- [Instructions for the task]
Repeat the records below exactly as they appear.

- [Provided records]
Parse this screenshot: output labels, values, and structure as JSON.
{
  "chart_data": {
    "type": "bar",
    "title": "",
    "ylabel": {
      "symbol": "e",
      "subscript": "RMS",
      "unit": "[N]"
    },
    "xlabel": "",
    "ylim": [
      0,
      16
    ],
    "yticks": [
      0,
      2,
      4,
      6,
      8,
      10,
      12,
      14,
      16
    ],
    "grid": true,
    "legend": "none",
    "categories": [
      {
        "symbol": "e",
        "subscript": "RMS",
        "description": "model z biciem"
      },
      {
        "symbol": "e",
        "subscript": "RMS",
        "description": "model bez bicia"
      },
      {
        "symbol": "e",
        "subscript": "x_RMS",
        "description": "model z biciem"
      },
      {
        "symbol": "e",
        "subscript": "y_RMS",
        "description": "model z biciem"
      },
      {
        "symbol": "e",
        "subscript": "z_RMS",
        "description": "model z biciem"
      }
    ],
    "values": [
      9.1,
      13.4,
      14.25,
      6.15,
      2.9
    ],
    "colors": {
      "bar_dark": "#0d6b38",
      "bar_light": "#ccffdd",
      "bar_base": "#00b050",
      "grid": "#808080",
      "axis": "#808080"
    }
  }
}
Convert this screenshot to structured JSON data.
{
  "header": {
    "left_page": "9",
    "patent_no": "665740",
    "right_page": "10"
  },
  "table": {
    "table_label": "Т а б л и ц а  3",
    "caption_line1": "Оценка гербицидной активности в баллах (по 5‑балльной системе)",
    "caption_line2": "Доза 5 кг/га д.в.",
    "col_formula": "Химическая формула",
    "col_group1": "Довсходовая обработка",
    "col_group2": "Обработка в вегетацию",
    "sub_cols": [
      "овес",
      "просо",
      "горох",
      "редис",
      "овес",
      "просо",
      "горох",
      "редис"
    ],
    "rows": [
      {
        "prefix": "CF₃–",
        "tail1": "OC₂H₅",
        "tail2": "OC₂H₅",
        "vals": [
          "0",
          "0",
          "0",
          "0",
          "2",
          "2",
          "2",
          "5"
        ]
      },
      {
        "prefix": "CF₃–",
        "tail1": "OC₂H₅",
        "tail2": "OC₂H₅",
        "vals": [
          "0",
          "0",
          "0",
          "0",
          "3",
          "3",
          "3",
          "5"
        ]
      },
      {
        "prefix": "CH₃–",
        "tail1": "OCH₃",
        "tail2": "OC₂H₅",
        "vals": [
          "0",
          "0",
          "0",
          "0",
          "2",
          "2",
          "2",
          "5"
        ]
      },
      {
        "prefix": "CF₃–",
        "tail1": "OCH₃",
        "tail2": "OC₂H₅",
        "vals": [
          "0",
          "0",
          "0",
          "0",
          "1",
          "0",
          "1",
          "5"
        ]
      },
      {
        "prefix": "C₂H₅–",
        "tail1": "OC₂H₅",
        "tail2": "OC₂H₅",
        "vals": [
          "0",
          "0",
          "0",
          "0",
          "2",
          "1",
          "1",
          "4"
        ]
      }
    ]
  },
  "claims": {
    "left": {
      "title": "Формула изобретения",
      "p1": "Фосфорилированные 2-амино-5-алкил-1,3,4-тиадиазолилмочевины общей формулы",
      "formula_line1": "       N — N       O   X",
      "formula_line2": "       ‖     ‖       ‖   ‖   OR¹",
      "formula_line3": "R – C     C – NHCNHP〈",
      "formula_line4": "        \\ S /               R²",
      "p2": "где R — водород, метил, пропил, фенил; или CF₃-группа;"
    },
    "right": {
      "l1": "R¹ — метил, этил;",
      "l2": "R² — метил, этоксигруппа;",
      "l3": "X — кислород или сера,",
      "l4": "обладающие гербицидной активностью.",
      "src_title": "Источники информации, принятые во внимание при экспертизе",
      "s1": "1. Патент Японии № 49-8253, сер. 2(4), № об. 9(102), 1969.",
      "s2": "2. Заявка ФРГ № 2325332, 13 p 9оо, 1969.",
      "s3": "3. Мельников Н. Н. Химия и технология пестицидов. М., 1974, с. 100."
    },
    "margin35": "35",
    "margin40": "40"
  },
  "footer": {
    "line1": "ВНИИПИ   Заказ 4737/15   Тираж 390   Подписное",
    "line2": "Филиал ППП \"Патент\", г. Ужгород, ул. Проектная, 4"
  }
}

- [Task output]
Parse this screenshot: output labels, values, and structure as JSON.
{
  "chart_data": {
    "type": "bar",
    "title": "",
    "ylabel": {
      "symbol": "e",
      "subscript": "RMS",
      "unit": "[N]"
    },
    "xlabel": "",
    "ylim": [
      0,
      16
    ],
    "yticks": [
      0,
      2,
      4,
      6,
      8,
      10,
      12,
      14,
      16
    ],
    "grid": true,
    "legend": "none",
    "categories": [
      {
        "symbol": "e",
        "subscript": "RMS",
        "description": "model z biciem"
      },
      {
        "symbol": "e",
        "subscript": "RMS",
        "description": "model bez bicia"
      },
      {
        "symbol": "e",
        "subscript": "x_RMS",
        "description": "model z biciem"
      },
      {
        "symbol": "e",
        "subscript": "y_RMS",
        "description": "model z biciem"
      },
      {
        "symbol": "e",
        "subscript": "z_RMS",
        "description": "model z biciem"
      }
    ],
    "values": [
      9.1,
      13.4,
      14.25,
      6.15,
      2.9
    ],
    "colors": {
      "bar_dark": "#0d6b38",
      "bar_light": "#ccffdd",
      "bar_base": "#00b050",
      "grid": "#808080",
      "axis": "#808080"
    }
  }
}
Convert this screenshot to structured JSON data.
{
  "header": {
    "left_page": "9",
    "patent_no": "665740",
    "right_page": "10"
  },
  "table": {
    "table_label": "Т а б л и ц а  3",
    "caption_line1": "Оценка гербицидной активности в баллах (по 5‑балльной системе)",
    "caption_line2": "Доза 5 кг/га д.в.",
    "col_formula": "Химическая формула",
    "col_group1": "Довсходовая обработка",
    "col_group2": "Обработка в вегетацию",
    "sub_cols": [
      "овес",
      "просо",
      "горох",
      "редис",
      "овес",
      "просо",
      "горох",
      "редис"
    ],
    "rows": [
      {
        "prefix": "CF₃–",
        "tail1": "OC₂H₅",
        "tail2": "OC₂H₅",
        "vals": [
          "0",
          "0",
          "0",
          "0",
          "2",
          "2",
          "2",
          "5"
        ]
      },
      {
        "prefix": "CF₃–",
        "tail1": "OC₂H₅",
        "tail2": "OC₂H₅",
        "vals": [
          "0",
          "0",
          "0",
          "0",
          "3",
          "3",
          "3",
          "5"
        ]
      },
      {
        "prefix": "CH₃–",
        "tail1": "OCH₃",
        "tail2": "OC₂H₅",
        "vals": [
          "0",
          "0",
          "0",
          "0",
          "2",
          "2",
          "2",
          "5"
        ]
      },
      {
        "prefix": "CF₃–",
        "tail1": "OCH₃",
        "tail2": "OC₂H₅",
        "vals": [
          "0",
          "0",
          "0",
          "0",
          "1",
          "0",
          "1",
          "5"
        ]
      },
      {
        "prefix": "C₂H₅–",
        "tail1": "OC₂H₅",
        "tail2": "OC₂H₅",
        "vals": [
          "0",
          "0",
          "0",
          "0",
          "2",
          "1",
          "1",
          "4"
        ]
      }
    ]
  },
  "claims": {
    "left": {
      "title": "Формула изобретения",
      "p1": "Фосфорилированные 2-амино-5-алкил-1,3,4-тиадиазолилмочевины общей формулы",
      "formula_line1": "       N — N       O   X",
      "formula_line2": "       ‖     ‖       ‖   ‖   OR¹",
      "formula_line3": "R – C     C – NHCNHP〈",
      "formula_line4": "        \\ S /               R²",
      "p2": "где R — водород, метил, пропил, фенил; или CF₃-группа;"
    },
    "right": {
      "l1": "R¹ — метил, этил;",
      "l2": "R² — метил, этоксигруппа;",
      "l3": "X — кислород или сера,",
      "l4": "обладающие гербицидной активностью.",
      "src_title": "Источники информации, принятые во внимание при экспертизе",
      "s1": "1. Патент Японии № 49-8253, сер. 2(4), № об. 9(102), 1969.",
      "s2": "2. Заявка ФРГ № 2325332, 13 p 9оо, 1969.",
      "s3": "3. Мельников Н. Н. Химия и технология пестицидов. М., 1974, с. 100."
    },
    "margin35": "35",
    "margin40": "40"
  },
  "footer": {
    "line1": "ВНИИПИ   Заказ 4737/15   Тираж 390   Подписное",
    "line2": "Филиал ППП \"Патент\", г. Ужгород, ул. Проектная, 4"
  }
}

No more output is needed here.